→ Requirements
Copy the data below exactly, omitting any picture it contains.

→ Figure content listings
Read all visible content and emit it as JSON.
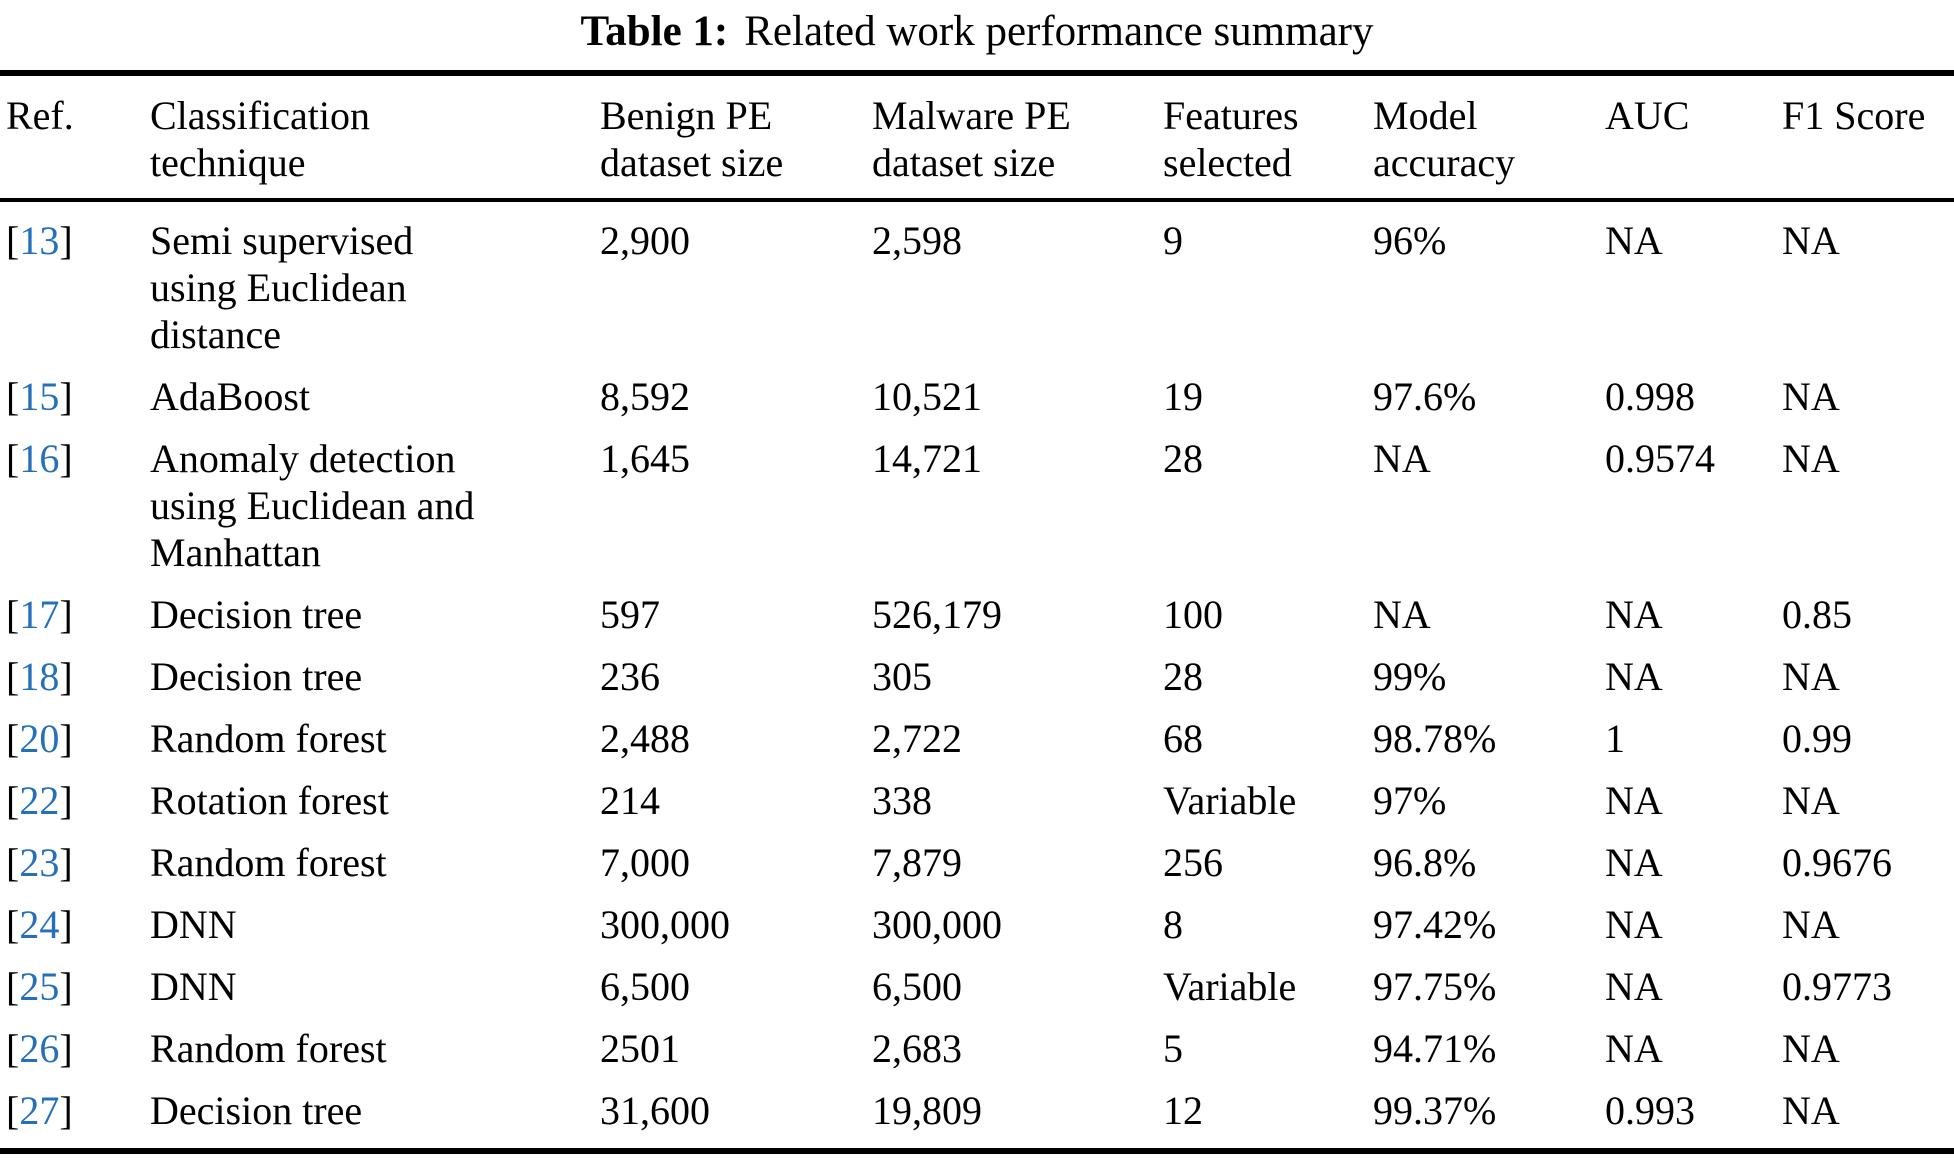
{
  "caption": {
    "label": "Table 1:",
    "text": "Related work performance summary"
  },
  "colors": {
    "citation_blue": "#2470bd",
    "text": "#000000",
    "background": "#ffffff"
  },
  "columns": [
    "Ref.",
    "Classification\ntechnique",
    "Benign PE\ndataset size",
    "Malware PE\ndataset size",
    "Features\nselected",
    "Model\naccuracy",
    "AUC",
    "F1 Score"
  ],
  "rows": [
    {
      "ref": "13",
      "technique": "Semi supervised\nusing Euclidean\ndistance",
      "benign": "2,900",
      "malware": "2,598",
      "features": "9",
      "accuracy": "96%",
      "auc": "NA",
      "f1": "NA"
    },
    {
      "ref": "15",
      "technique": "AdaBoost",
      "benign": "8,592",
      "malware": "10,521",
      "features": "19",
      "accuracy": "97.6%",
      "auc": "0.998",
      "f1": "NA"
    },
    {
      "ref": "16",
      "technique": "Anomaly detection\nusing Euclidean and\nManhattan",
      "benign": "1,645",
      "malware": "14,721",
      "features": "28",
      "accuracy": "NA",
      "auc": "0.9574",
      "f1": "NA"
    },
    {
      "ref": "17",
      "technique": "Decision tree",
      "benign": "597",
      "malware": "526,179",
      "features": "100",
      "accuracy": "NA",
      "auc": "NA",
      "f1": "0.85"
    },
    {
      "ref": "18",
      "technique": "Decision tree",
      "benign": "236",
      "malware": "305",
      "features": "28",
      "accuracy": "99%",
      "auc": "NA",
      "f1": "NA"
    },
    {
      "ref": "20",
      "technique": "Random forest",
      "benign": "2,488",
      "malware": "2,722",
      "features": "68",
      "accuracy": "98.78%",
      "auc": "1",
      "f1": "0.99"
    },
    {
      "ref": "22",
      "technique": "Rotation forest",
      "benign": "214",
      "malware": "338",
      "features": "Variable",
      "accuracy": "97%",
      "auc": "NA",
      "f1": "NA"
    },
    {
      "ref": "23",
      "technique": "Random forest",
      "benign": "7,000",
      "malware": "7,879",
      "features": "256",
      "accuracy": "96.8%",
      "auc": "NA",
      "f1": "0.9676"
    },
    {
      "ref": "24",
      "technique": "DNN",
      "benign": "300,000",
      "malware": "300,000",
      "features": "8",
      "accuracy": "97.42%",
      "auc": "NA",
      "f1": "NA"
    },
    {
      "ref": "25",
      "technique": "DNN",
      "benign": "6,500",
      "malware": "6,500",
      "features": "Variable",
      "accuracy": "97.75%",
      "auc": "NA",
      "f1": "0.9773"
    },
    {
      "ref": "26",
      "technique": "Random forest",
      "benign": "2501",
      "malware": "2,683",
      "features": "5",
      "accuracy": "94.71%",
      "auc": "NA",
      "f1": "NA"
    },
    {
      "ref": "27",
      "technique": "Decision tree",
      "benign": "31,600",
      "malware": "19,809",
      "features": "12",
      "accuracy": "99.37%",
      "auc": "0.993",
      "f1": "NA"
    }
  ]
}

→ Answer for the task
Read all visible content and emit it as JSON.
{
  "caption": {
    "label": "Table 1:",
    "text": "Related work performance summary"
  },
  "colors": {
    "citation_blue": "#2470bd",
    "text": "#000000",
    "background": "#ffffff"
  },
  "columns": [
    "Ref.",
    "Classification\ntechnique",
    "Benign PE\ndataset size",
    "Malware PE\ndataset size",
    "Features\nselected",
    "Model\naccuracy",
    "AUC",
    "F1 Score"
  ],
  "rows": [
    {
      "ref": "13",
      "technique": "Semi supervised\nusing Euclidean\ndistance",
      "benign": "2,900",
      "malware": "2,598",
      "features": "9",
      "accuracy": "96%",
      "auc": "NA",
      "f1": "NA"
    },
    {
      "ref": "15",
      "technique": "AdaBoost",
      "benign": "8,592",
      "malware": "10,521",
      "features": "19",
      "accuracy": "97.6%",
      "auc": "0.998",
      "f1": "NA"
    },
    {
      "ref": "16",
      "technique": "Anomaly detection\nusing Euclidean and\nManhattan",
      "benign": "1,645",
      "malware": "14,721",
      "features": "28",
      "accuracy": "NA",
      "auc": "0.9574",
      "f1": "NA"
    },
    {
      "ref": "17",
      "technique": "Decision tree",
      "benign": "597",
      "malware": "526,179",
      "features": "100",
      "accuracy": "NA",
      "auc": "NA",
      "f1": "0.85"
    },
    {
      "ref": "18",
      "technique": "Decision tree",
      "benign": "236",
      "malware": "305",
      "features": "28",
      "accuracy": "99%",
      "auc": "NA",
      "f1": "NA"
    },
    {
      "ref": "20",
      "technique": "Random forest",
      "benign": "2,488",
      "malware": "2,722",
      "features": "68",
      "accuracy": "98.78%",
      "auc": "1",
      "f1": "0.99"
    },
    {
      "ref": "22",
      "technique": "Rotation forest",
      "benign": "214",
      "malware": "338",
      "features": "Variable",
      "accuracy": "97%",
      "auc": "NA",
      "f1": "NA"
    },
    {
      "ref": "23",
      "technique": "Random forest",
      "benign": "7,000",
      "malware": "7,879",
      "features": "256",
      "accuracy": "96.8%",
      "auc": "NA",
      "f1": "0.9676"
    },
    {
      "ref": "24",
      "technique": "DNN",
      "benign": "300,000",
      "malware": "300,000",
      "features": "8",
      "accuracy": "97.42%",
      "auc": "NA",
      "f1": "NA"
    },
    {
      "ref": "25",
      "technique": "DNN",
      "benign": "6,500",
      "malware": "6,500",
      "features": "Variable",
      "accuracy": "97.75%",
      "auc": "NA",
      "f1": "0.9773"
    },
    {
      "ref": "26",
      "technique": "Random forest",
      "benign": "2501",
      "malware": "2,683",
      "features": "5",
      "accuracy": "94.71%",
      "auc": "NA",
      "f1": "NA"
    },
    {
      "ref": "27",
      "technique": "Decision tree",
      "benign": "31,600",
      "malware": "19,809",
      "features": "12",
      "accuracy": "99.37%",
      "auc": "0.993",
      "f1": "NA"
    }
  ]
}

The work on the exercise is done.